_What you should do_. Return all of the entries exactly as written.

_Records to use_.
^^^^

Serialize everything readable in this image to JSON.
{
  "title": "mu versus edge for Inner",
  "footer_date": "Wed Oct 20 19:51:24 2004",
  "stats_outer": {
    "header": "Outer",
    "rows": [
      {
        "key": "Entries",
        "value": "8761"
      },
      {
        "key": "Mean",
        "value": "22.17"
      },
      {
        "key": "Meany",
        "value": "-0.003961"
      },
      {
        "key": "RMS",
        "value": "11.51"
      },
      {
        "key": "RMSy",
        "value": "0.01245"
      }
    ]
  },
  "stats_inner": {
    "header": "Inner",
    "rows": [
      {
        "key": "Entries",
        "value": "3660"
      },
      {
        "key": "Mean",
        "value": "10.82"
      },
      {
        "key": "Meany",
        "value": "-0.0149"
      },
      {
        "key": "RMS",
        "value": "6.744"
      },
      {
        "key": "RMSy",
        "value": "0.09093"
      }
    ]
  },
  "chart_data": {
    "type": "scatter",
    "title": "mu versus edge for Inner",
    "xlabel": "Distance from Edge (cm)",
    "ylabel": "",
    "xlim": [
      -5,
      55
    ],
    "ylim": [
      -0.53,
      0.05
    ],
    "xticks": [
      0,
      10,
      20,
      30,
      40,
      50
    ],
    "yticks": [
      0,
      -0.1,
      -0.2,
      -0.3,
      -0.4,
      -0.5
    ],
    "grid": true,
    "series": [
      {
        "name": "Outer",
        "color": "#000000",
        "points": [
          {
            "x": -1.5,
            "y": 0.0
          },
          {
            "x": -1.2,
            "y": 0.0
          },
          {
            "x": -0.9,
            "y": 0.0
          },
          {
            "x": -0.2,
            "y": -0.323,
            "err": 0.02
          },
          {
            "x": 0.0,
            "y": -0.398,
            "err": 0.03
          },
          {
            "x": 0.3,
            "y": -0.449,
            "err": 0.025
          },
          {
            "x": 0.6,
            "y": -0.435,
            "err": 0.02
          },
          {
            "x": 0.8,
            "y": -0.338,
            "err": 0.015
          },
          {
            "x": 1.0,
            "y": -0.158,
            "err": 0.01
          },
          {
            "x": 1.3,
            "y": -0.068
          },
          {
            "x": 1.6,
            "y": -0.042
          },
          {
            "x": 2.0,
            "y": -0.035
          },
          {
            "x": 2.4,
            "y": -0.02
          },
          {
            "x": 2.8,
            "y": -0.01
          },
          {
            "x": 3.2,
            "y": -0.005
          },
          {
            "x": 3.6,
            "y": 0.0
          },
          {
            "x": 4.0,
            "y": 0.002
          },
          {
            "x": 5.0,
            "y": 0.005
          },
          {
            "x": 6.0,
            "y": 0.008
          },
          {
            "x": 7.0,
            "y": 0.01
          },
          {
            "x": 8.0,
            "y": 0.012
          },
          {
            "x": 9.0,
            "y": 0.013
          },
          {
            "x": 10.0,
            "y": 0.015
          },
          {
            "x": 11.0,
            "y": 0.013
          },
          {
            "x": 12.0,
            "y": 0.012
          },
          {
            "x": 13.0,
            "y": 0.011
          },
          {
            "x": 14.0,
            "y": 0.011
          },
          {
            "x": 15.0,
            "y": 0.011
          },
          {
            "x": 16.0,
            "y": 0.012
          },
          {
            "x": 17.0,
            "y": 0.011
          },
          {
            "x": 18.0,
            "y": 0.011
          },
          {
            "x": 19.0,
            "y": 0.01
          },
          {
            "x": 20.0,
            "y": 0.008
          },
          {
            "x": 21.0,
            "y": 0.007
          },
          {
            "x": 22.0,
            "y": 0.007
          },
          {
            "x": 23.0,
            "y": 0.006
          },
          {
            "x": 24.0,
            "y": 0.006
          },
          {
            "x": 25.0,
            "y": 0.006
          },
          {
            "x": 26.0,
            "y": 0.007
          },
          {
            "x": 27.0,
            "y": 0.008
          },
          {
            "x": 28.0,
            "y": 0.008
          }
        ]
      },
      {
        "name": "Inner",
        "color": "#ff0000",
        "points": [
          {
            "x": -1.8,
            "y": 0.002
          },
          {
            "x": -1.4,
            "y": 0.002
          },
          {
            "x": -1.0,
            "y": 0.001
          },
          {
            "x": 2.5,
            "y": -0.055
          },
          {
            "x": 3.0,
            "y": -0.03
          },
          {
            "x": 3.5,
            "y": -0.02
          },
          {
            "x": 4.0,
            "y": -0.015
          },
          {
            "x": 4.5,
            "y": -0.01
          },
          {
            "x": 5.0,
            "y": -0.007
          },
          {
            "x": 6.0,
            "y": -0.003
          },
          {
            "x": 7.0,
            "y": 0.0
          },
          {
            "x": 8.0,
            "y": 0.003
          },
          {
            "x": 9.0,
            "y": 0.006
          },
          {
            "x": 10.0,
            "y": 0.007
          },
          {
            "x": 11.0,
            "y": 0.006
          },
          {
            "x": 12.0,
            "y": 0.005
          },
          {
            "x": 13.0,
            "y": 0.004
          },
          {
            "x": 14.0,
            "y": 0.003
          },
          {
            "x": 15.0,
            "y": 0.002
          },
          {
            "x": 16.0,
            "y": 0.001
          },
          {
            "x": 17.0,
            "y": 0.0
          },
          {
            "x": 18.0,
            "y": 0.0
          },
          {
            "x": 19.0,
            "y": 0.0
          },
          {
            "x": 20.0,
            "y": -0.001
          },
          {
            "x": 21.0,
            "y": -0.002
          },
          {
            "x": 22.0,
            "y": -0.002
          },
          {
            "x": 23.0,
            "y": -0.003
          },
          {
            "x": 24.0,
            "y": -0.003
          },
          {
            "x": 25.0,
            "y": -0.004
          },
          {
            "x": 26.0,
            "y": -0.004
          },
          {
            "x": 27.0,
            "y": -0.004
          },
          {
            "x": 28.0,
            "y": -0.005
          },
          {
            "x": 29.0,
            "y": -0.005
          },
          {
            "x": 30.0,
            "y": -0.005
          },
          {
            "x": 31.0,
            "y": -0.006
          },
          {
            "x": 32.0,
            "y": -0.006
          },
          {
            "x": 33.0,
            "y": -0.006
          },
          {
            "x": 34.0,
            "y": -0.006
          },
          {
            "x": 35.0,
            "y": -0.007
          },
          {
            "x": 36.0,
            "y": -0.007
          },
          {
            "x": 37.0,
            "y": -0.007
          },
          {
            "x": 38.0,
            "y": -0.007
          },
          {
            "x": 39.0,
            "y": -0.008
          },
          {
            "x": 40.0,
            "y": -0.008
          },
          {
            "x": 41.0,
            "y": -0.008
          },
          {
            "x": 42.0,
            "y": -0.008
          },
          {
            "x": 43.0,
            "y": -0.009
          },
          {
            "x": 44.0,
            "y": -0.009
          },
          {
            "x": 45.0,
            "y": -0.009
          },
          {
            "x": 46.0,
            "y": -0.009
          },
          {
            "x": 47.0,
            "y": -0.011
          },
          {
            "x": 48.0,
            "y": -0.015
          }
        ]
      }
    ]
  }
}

^^^^

_Solved exercise_.
Serialize everything readable in this image to JSON.
{
  "title": "mu versus edge for Inner",
  "footer_date": "Wed Oct 20 19:51:24 2004",
  "stats_outer": {
    "header": "Outer",
    "rows": [
      {
        "key": "Entries",
        "value": "8761"
      },
      {
        "key": "Mean",
        "value": "22.17"
      },
      {
        "key": "Meany",
        "value": "-0.003961"
      },
      {
        "key": "RMS",
        "value": "11.51"
      },
      {
        "key": "RMSy",
        "value": "0.01245"
      }
    ]
  },
  "stats_inner": {
    "header": "Inner",
    "rows": [
      {
        "key": "Entries",
        "value": "3660"
      },
      {
        "key": "Mean",
        "value": "10.82"
      },
      {
        "key": "Meany",
        "value": "-0.0149"
      },
      {
        "key": "RMS",
        "value": "6.744"
      },
      {
        "key": "RMSy",
        "value": "0.09093"
      }
    ]
  },
  "chart_data": {
    "type": "scatter",
    "title": "mu versus edge for Inner",
    "xlabel": "Distance from Edge (cm)",
    "ylabel": "",
    "xlim": [
      -5,
      55
    ],
    "ylim": [
      -0.53,
      0.05
    ],
    "xticks": [
      0,
      10,
      20,
      30,
      40,
      50
    ],
    "yticks": [
      0,
      -0.1,
      -0.2,
      -0.3,
      -0.4,
      -0.5
    ],
    "grid": true,
    "series": [
      {
        "name": "Outer",
        "color": "#000000",
        "points": [
          {
            "x": -1.5,
            "y": 0.0
          },
          {
            "x": -1.2,
            "y": 0.0
          },
          {
            "x": -0.9,
            "y": 0.0
          },
          {
            "x": -0.2,
            "y": -0.323,
            "err": 0.02
          },
          {
            "x": 0.0,
            "y": -0.398,
            "err": 0.03
          },
          {
            "x": 0.3,
            "y": -0.449,
            "err": 0.025
          },
          {
            "x": 0.6,
            "y": -0.435,
            "err": 0.02
          },
          {
            "x": 0.8,
            "y": -0.338,
            "err": 0.015
          },
          {
            "x": 1.0,
            "y": -0.158,
            "err": 0.01
          },
          {
            "x": 1.3,
            "y": -0.068
          },
          {
            "x": 1.6,
            "y": -0.042
          },
          {
            "x": 2.0,
            "y": -0.035
          },
          {
            "x": 2.4,
            "y": -0.02
          },
          {
            "x": 2.8,
            "y": -0.01
          },
          {
            "x": 3.2,
            "y": -0.005
          },
          {
            "x": 3.6,
            "y": 0.0
          },
          {
            "x": 4.0,
            "y": 0.002
          },
          {
            "x": 5.0,
            "y": 0.005
          },
          {
            "x": 6.0,
            "y": 0.008
          },
          {
            "x": 7.0,
            "y": 0.01
          },
          {
            "x": 8.0,
            "y": 0.012
          },
          {
            "x": 9.0,
            "y": 0.013
          },
          {
            "x": 10.0,
            "y": 0.015
          },
          {
            "x": 11.0,
            "y": 0.013
          },
          {
            "x": 12.0,
            "y": 0.012
          },
          {
            "x": 13.0,
            "y": 0.011
          },
          {
            "x": 14.0,
            "y": 0.011
          },
          {
            "x": 15.0,
            "y": 0.011
          },
          {
            "x": 16.0,
            "y": 0.012
          },
          {
            "x": 17.0,
            "y": 0.011
          },
          {
            "x": 18.0,
            "y": 0.011
          },
          {
            "x": 19.0,
            "y": 0.01
          },
          {
            "x": 20.0,
            "y": 0.008
          },
          {
            "x": 21.0,
            "y": 0.007
          },
          {
            "x": 22.0,
            "y": 0.007
          },
          {
            "x": 23.0,
            "y": 0.006
          },
          {
            "x": 24.0,
            "y": 0.006
          },
          {
            "x": 25.0,
            "y": 0.006
          },
          {
            "x": 26.0,
            "y": 0.007
          },
          {
            "x": 27.0,
            "y": 0.008
          },
          {
            "x": 28.0,
            "y": 0.008
          }
        ]
      },
      {
        "name": "Inner",
        "color": "#ff0000",
        "points": [
          {
            "x": -1.8,
            "y": 0.002
          },
          {
            "x": -1.4,
            "y": 0.002
          },
          {
            "x": -1.0,
            "y": 0.001
          },
          {
            "x": 2.5,
            "y": -0.055
          },
          {
            "x": 3.0,
            "y": -0.03
          },
          {
            "x": 3.5,
            "y": -0.02
          },
          {
            "x": 4.0,
            "y": -0.015
          },
          {
            "x": 4.5,
            "y": -0.01
          },
          {
            "x": 5.0,
            "y": -0.007
          },
          {
            "x": 6.0,
            "y": -0.003
          },
          {
            "x": 7.0,
            "y": 0.0
          },
          {
            "x": 8.0,
            "y": 0.003
          },
          {
            "x": 9.0,
            "y": 0.006
          },
          {
            "x": 10.0,
            "y": 0.007
          },
          {
            "x": 11.0,
            "y": 0.006
          },
          {
            "x": 12.0,
            "y": 0.005
          },
          {
            "x": 13.0,
            "y": 0.004
          },
          {
            "x": 14.0,
            "y": 0.003
          },
          {
            "x": 15.0,
            "y": 0.002
          },
          {
            "x": 16.0,
            "y": 0.001
          },
          {
            "x": 17.0,
            "y": 0.0
          },
          {
            "x": 18.0,
            "y": 0.0
          },
          {
            "x": 19.0,
            "y": 0.0
          },
          {
            "x": 20.0,
            "y": -0.001
          },
          {
            "x": 21.0,
            "y": -0.002
          },
          {
            "x": 22.0,
            "y": -0.002
          },
          {
            "x": 23.0,
            "y": -0.003
          },
          {
            "x": 24.0,
            "y": -0.003
          },
          {
            "x": 25.0,
            "y": -0.004
          },
          {
            "x": 26.0,
            "y": -0.004
          },
          {
            "x": 27.0,
            "y": -0.004
          },
          {
            "x": 28.0,
            "y": -0.005
          },
          {
            "x": 29.0,
            "y": -0.005
          },
          {
            "x": 30.0,
            "y": -0.005
          },
          {
            "x": 31.0,
            "y": -0.006
          },
          {
            "x": 32.0,
            "y": -0.006
          },
          {
            "x": 33.0,
            "y": -0.006
          },
          {
            "x": 34.0,
            "y": -0.006
          },
          {
            "x": 35.0,
            "y": -0.007
          },
          {
            "x": 36.0,
            "y": -0.007
          },
          {
            "x": 37.0,
            "y": -0.007
          },
          {
            "x": 38.0,
            "y": -0.007
          },
          {
            "x": 39.0,
            "y": -0.008
          },
          {
            "x": 40.0,
            "y": -0.008
          },
          {
            "x": 41.0,
            "y": -0.008
          },
          {
            "x": 42.0,
            "y": -0.008
          },
          {
            "x": 43.0,
            "y": -0.009
          },
          {
            "x": 44.0,
            "y": -0.009
          },
          {
            "x": 45.0,
            "y": -0.009
          },
          {
            "x": 46.0,
            "y": -0.009
          },
          {
            "x": 47.0,
            "y": -0.011
          },
          {
            "x": 48.0,
            "y": -0.015
          }
        ]
      }
    ]
  }
}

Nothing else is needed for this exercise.